• [Prompt]
Each line that contains the word "sure" counts once; give the total for the records below and nothing else.

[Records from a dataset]
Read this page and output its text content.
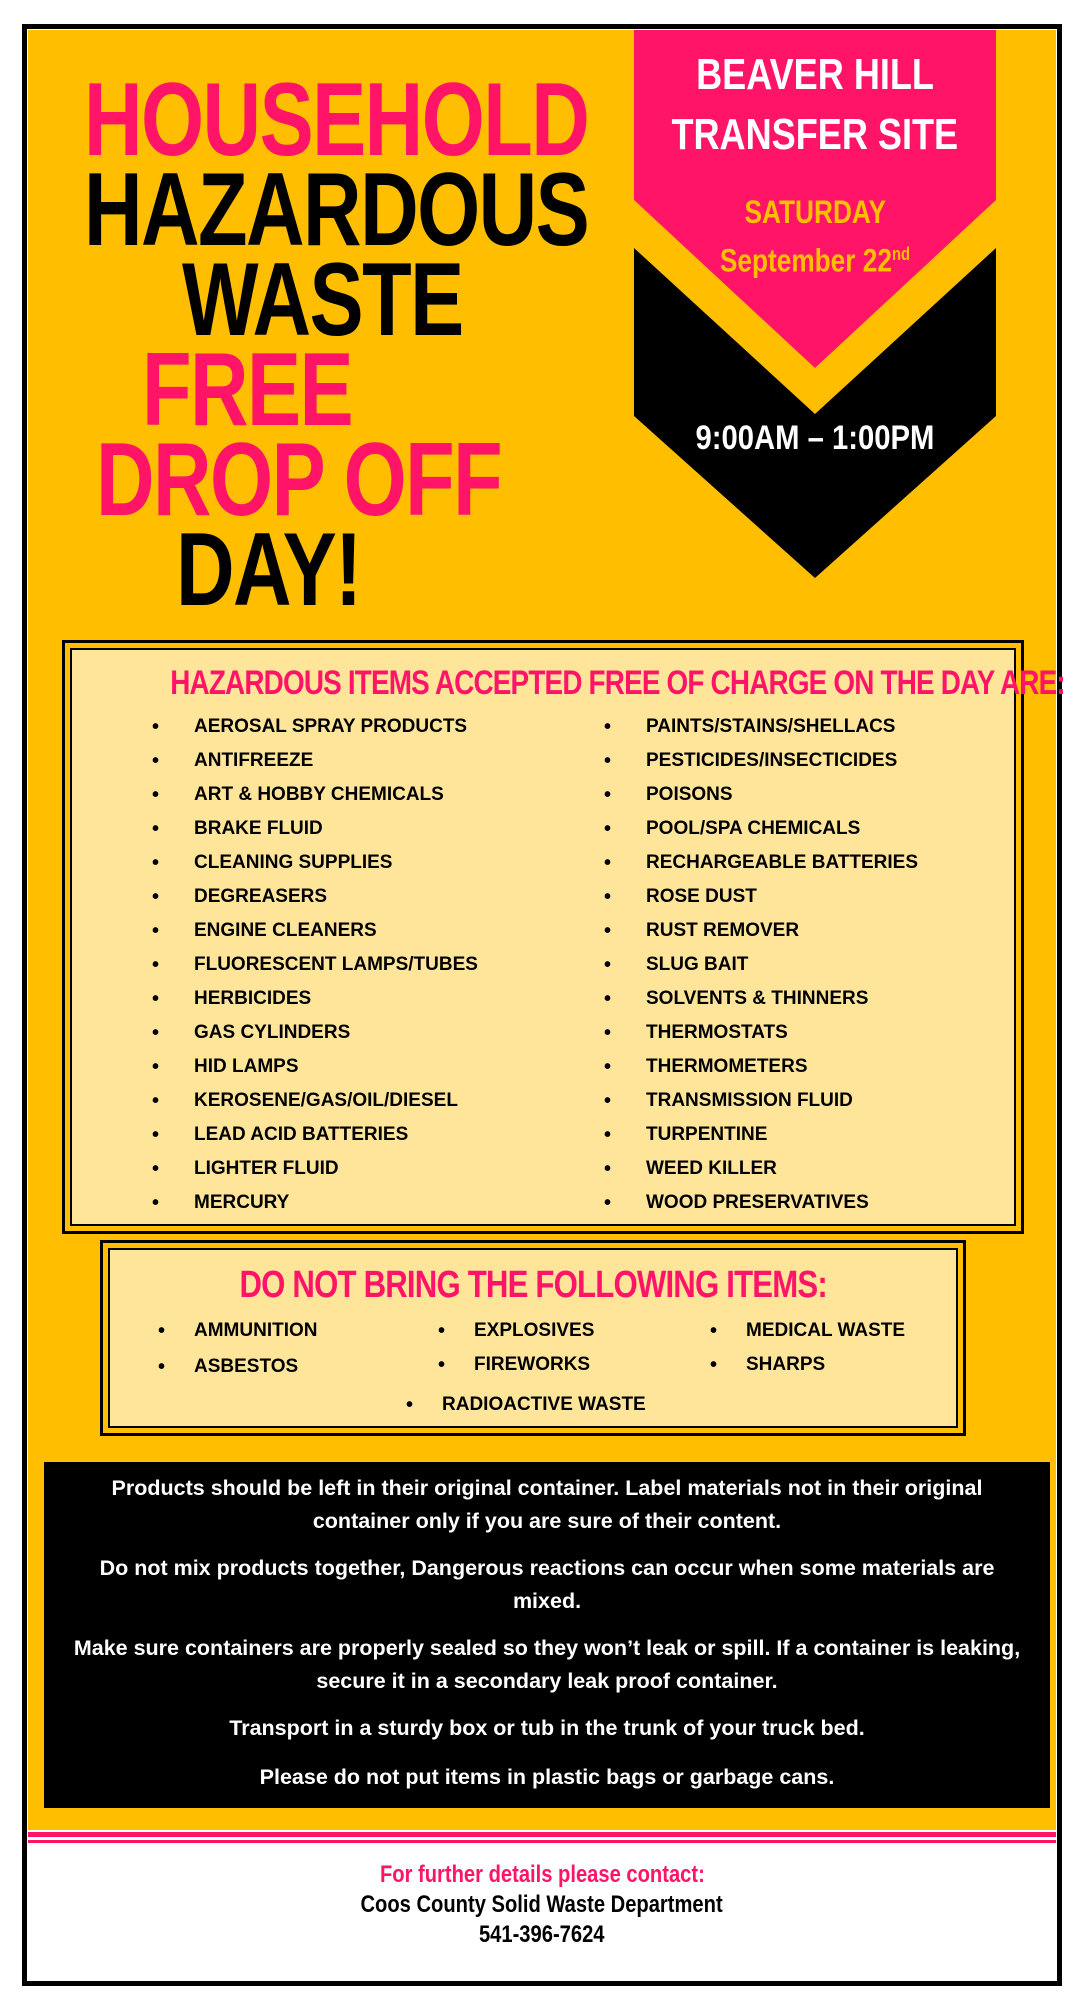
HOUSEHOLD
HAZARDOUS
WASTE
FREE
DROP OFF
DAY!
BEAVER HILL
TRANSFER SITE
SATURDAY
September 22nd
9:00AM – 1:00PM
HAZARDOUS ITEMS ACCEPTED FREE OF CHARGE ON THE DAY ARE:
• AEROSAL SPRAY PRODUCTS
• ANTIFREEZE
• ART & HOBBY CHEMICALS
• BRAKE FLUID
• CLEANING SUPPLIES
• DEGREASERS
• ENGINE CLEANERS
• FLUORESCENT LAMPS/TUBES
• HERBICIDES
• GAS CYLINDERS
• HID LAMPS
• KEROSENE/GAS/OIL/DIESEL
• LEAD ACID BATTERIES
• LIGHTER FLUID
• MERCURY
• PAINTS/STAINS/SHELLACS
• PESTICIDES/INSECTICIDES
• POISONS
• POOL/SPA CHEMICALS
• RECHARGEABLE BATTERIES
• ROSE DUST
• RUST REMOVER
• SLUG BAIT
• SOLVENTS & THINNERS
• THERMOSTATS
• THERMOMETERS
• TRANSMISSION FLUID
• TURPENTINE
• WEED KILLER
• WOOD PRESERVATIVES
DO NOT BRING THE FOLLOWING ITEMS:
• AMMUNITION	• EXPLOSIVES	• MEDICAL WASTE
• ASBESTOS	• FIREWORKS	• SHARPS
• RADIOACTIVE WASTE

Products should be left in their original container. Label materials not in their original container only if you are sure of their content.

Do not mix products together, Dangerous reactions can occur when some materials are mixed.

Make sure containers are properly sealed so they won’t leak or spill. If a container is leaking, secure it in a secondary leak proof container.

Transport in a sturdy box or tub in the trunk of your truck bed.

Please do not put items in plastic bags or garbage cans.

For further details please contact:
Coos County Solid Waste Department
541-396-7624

• [Solution for this task]
2